-------- Listed records --------
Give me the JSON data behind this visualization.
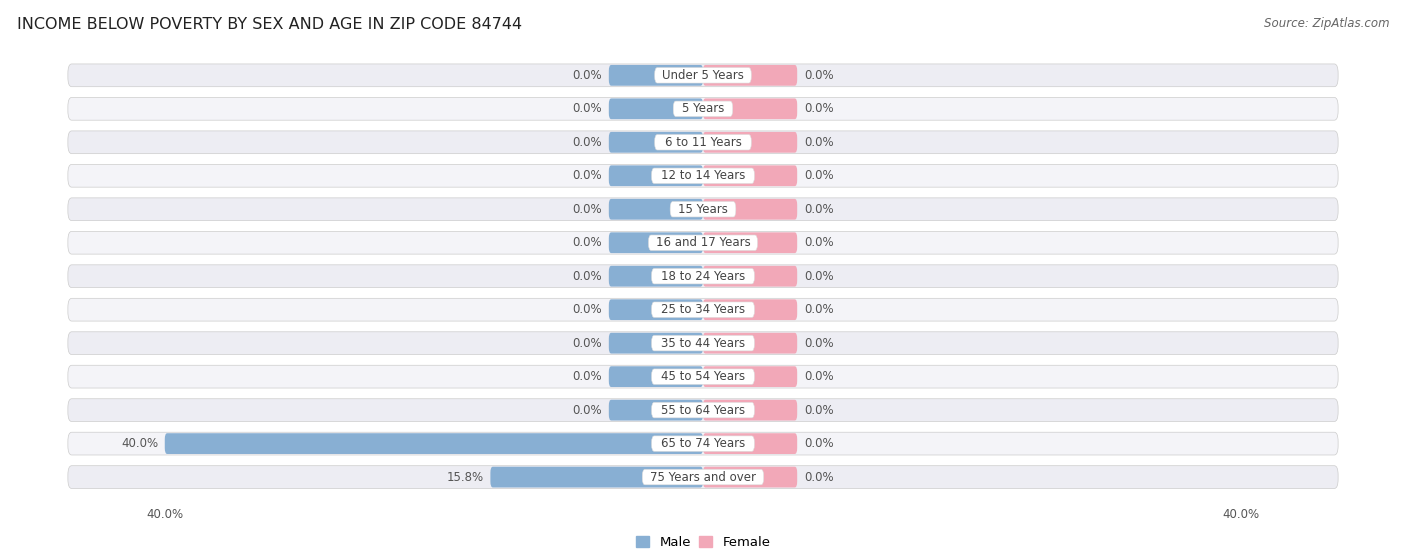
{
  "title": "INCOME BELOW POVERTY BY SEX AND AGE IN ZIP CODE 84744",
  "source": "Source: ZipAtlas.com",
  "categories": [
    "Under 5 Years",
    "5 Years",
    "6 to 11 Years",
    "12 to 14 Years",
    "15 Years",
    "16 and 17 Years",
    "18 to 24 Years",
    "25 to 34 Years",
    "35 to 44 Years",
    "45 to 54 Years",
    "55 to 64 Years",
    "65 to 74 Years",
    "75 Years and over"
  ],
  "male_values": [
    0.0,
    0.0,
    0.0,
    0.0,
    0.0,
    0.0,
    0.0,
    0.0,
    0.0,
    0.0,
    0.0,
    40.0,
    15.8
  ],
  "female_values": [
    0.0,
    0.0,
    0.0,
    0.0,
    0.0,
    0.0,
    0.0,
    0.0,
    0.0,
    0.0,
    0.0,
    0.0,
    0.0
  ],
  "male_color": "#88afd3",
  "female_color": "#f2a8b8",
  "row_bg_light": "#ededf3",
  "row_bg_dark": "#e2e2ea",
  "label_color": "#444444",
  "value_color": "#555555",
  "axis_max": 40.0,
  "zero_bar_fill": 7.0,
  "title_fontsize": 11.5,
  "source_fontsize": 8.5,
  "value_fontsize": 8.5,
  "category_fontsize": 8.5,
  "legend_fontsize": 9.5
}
--------
-------- Listed records --------
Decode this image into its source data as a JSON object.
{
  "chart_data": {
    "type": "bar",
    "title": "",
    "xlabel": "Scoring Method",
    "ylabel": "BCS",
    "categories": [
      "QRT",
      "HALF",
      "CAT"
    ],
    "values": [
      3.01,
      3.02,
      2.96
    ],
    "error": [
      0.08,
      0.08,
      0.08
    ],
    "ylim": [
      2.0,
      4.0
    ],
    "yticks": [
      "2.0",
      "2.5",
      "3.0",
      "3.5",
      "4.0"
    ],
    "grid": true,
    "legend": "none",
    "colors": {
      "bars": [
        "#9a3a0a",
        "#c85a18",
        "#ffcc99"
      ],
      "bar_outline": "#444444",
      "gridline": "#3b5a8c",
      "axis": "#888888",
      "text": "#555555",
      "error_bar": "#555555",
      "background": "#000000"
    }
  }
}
--------
## [What is expected]
Give the number of lines above in which the word "JSON" occurs, with nothing else.

## [Exercise result]
2